### [DATA TO PROCESS]
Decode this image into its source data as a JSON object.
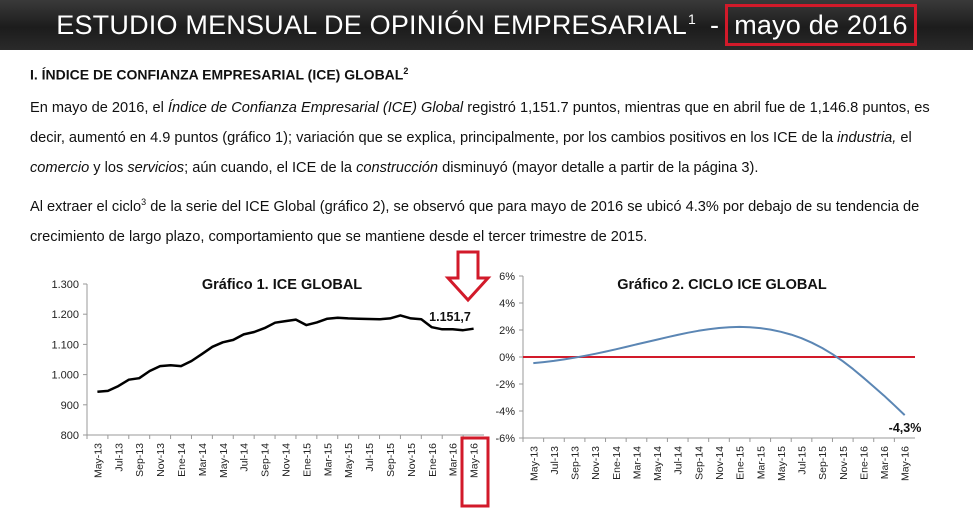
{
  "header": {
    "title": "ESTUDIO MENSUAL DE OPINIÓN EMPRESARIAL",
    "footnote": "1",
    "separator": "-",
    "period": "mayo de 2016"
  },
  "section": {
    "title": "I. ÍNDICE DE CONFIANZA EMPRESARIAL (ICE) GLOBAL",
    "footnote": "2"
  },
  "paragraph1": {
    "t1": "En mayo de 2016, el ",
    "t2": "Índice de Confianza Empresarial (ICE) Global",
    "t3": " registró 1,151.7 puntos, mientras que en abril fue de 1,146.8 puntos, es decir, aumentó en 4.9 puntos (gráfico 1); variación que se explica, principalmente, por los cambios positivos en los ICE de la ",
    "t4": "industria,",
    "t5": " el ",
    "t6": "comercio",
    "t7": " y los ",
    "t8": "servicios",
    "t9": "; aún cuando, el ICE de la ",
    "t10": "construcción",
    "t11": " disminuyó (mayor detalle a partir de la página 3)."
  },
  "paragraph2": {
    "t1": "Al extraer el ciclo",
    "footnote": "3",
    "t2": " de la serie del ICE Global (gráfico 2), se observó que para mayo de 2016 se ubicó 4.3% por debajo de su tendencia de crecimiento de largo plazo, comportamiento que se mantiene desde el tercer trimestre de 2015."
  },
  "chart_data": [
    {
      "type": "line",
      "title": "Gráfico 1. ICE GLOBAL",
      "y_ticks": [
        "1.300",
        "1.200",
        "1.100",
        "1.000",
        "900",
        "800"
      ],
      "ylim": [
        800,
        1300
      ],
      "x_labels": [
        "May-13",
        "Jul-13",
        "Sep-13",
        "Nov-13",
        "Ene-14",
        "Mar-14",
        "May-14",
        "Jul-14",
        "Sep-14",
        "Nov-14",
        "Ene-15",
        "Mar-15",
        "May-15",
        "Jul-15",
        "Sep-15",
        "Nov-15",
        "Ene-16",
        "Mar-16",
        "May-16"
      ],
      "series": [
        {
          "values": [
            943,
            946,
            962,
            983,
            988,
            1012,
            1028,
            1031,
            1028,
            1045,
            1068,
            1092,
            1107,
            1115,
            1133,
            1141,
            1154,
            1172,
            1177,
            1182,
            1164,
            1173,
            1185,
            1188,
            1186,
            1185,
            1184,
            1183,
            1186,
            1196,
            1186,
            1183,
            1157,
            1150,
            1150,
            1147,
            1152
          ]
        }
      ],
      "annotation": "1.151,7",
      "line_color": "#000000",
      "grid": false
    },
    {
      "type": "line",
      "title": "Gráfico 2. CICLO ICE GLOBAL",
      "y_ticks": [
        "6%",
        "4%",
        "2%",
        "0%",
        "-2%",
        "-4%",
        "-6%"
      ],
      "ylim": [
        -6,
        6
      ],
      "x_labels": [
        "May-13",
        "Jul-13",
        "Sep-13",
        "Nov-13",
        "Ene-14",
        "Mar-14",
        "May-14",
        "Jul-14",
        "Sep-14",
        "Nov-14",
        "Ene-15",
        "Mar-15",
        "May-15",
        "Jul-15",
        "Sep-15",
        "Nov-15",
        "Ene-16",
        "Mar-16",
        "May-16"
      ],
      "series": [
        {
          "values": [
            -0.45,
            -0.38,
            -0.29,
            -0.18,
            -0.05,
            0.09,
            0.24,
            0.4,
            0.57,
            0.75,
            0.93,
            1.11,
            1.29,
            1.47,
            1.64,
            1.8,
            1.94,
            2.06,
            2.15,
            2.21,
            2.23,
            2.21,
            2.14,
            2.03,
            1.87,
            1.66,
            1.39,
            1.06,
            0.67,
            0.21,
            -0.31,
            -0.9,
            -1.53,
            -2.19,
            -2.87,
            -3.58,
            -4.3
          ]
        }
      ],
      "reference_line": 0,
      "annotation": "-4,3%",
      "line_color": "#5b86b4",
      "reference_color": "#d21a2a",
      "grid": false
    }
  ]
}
--
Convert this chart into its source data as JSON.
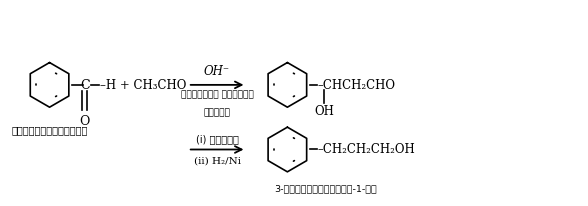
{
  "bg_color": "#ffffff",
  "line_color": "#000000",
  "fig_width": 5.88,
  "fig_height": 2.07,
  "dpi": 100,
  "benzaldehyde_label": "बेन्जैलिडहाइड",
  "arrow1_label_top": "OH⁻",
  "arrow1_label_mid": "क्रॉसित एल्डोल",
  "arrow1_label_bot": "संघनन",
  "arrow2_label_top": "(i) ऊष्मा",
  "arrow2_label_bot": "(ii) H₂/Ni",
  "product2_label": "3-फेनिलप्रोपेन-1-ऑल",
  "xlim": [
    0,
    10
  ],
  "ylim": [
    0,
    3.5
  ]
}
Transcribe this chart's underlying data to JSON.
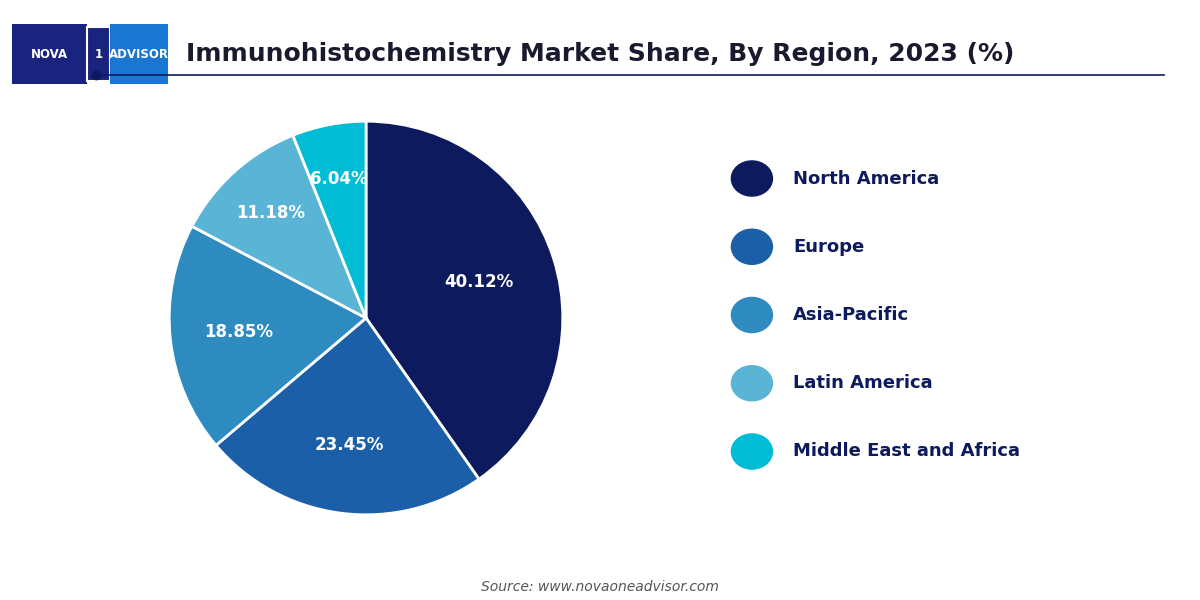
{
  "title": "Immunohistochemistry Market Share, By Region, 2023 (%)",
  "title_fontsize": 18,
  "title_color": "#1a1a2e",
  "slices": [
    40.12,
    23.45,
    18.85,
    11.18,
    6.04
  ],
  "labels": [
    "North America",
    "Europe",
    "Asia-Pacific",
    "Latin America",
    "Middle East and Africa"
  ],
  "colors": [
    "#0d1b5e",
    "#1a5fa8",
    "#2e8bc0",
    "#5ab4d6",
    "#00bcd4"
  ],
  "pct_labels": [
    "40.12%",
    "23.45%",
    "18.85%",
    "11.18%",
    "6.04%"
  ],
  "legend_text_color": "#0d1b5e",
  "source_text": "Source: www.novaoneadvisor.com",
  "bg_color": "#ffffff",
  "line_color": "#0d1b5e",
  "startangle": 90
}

### [INSTRUCTIONS FOR THE TASK]
Copy every line of the material in which the word "this" occurs.

### [FULL OUTPUT]
Decode this image into its source data as a JSON object.
Convert this chart into its source data as JSON.
Transcribe this chart's underlying data to JSON.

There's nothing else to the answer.